* EXTRACTED MATERIAL:
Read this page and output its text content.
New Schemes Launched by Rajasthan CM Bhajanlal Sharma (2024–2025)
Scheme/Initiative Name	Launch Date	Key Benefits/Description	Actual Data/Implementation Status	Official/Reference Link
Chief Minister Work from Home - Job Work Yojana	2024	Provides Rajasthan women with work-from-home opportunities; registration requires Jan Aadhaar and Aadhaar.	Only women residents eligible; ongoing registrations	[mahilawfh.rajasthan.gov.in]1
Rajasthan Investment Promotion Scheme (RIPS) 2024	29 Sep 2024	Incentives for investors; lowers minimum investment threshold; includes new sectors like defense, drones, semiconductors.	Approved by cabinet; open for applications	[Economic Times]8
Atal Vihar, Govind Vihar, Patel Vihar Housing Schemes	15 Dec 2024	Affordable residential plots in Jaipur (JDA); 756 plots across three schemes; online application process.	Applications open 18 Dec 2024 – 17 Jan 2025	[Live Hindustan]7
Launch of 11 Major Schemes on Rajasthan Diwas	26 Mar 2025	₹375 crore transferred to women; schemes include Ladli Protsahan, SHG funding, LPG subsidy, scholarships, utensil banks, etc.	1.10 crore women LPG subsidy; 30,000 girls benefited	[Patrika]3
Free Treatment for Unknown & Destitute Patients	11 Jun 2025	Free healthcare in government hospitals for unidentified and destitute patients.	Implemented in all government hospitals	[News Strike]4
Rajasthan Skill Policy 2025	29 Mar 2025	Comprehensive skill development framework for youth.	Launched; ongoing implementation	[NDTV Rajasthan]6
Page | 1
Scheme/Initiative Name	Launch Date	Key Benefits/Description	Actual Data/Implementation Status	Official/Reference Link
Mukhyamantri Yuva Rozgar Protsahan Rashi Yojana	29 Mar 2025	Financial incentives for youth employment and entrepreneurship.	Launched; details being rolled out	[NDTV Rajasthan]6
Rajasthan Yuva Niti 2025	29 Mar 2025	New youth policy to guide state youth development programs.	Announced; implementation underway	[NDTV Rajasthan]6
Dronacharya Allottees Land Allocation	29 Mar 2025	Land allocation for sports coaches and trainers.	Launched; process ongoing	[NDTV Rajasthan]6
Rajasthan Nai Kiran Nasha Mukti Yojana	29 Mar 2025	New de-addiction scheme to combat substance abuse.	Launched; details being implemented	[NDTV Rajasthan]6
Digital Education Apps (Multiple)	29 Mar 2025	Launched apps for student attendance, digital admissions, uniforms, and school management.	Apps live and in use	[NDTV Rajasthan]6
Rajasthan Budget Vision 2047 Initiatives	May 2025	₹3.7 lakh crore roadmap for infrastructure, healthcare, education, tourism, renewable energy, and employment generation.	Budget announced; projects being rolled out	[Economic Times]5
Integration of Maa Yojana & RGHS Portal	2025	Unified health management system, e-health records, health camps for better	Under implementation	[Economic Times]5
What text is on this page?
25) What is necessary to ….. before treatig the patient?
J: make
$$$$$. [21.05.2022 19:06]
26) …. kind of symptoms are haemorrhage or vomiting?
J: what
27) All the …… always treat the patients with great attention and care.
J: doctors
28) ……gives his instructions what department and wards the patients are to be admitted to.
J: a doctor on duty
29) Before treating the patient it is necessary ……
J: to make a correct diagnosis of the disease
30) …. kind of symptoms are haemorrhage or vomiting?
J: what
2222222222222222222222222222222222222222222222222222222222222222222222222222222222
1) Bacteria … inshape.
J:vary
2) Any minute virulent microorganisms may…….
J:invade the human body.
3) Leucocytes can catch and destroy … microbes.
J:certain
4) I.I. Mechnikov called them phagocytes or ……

* ACTION ITEM:
Copy out every line of the entries where the string "this" shows up.

* EXPECTED OUTPUT:
Read this page and output its text content.
What text is on this page?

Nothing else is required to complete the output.